INSTRUCTIONS FOR THE TASK » Determine which lines of the records include the word "this", and copy them.

RECORD EXCERPTS »

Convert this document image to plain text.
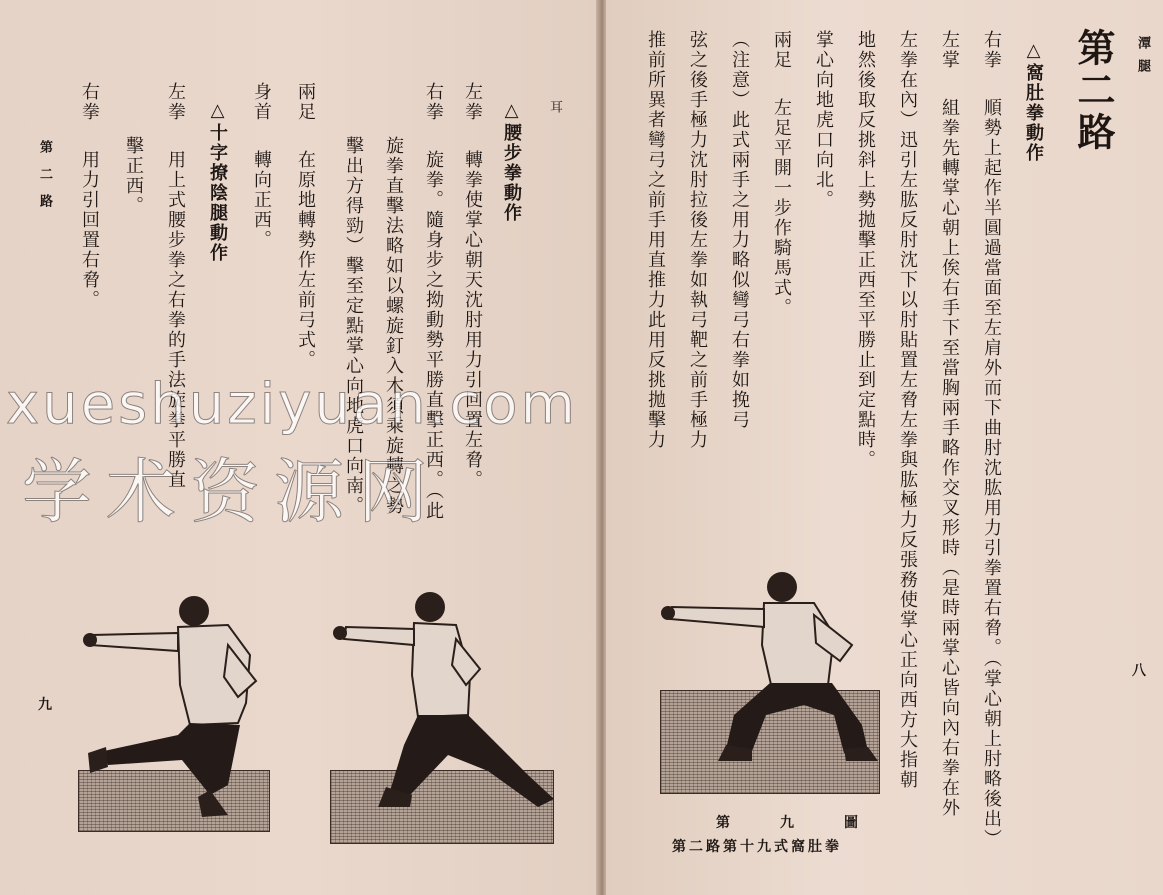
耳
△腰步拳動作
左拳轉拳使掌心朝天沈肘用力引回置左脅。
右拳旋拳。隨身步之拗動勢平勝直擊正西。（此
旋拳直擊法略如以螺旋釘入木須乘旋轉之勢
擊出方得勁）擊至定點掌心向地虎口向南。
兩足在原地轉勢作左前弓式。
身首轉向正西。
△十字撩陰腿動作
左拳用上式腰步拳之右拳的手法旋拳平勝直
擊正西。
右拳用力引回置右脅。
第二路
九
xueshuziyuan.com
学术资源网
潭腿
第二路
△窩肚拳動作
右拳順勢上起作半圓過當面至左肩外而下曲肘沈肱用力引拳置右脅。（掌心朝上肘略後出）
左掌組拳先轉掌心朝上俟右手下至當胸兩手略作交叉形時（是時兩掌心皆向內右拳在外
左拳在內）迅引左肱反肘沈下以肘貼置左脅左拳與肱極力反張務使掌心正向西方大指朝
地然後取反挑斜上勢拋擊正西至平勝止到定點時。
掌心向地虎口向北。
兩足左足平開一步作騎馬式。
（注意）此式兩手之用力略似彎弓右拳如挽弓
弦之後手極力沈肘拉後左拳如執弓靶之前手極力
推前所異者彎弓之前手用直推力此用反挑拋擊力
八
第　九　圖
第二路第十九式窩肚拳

--

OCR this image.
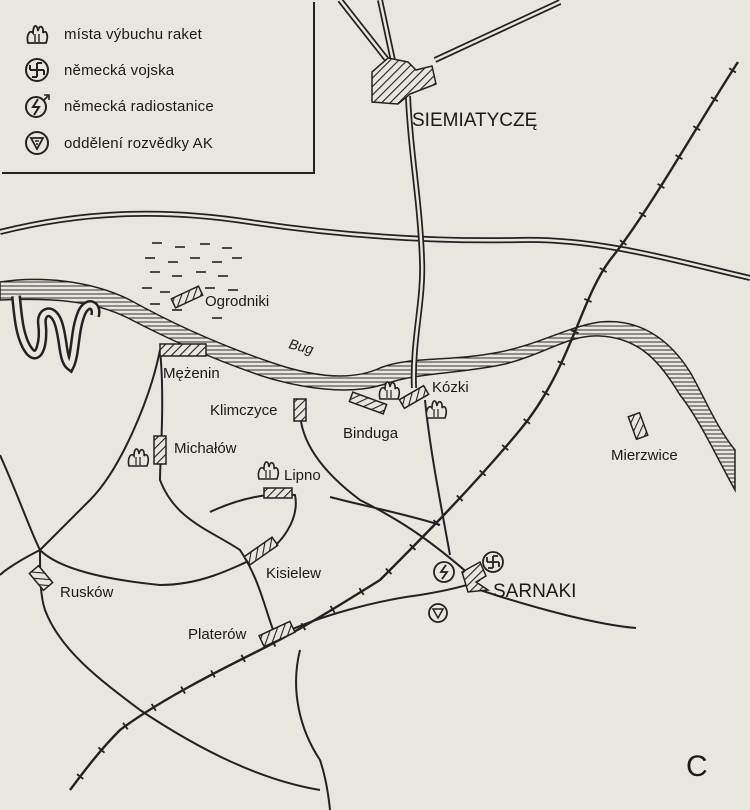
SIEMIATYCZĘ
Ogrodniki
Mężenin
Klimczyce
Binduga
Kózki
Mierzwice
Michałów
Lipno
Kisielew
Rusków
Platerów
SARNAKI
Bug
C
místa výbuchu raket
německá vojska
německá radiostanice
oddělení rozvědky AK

EXPECTED OUTPUT »
Convert this document image to plain text.
OCR this image.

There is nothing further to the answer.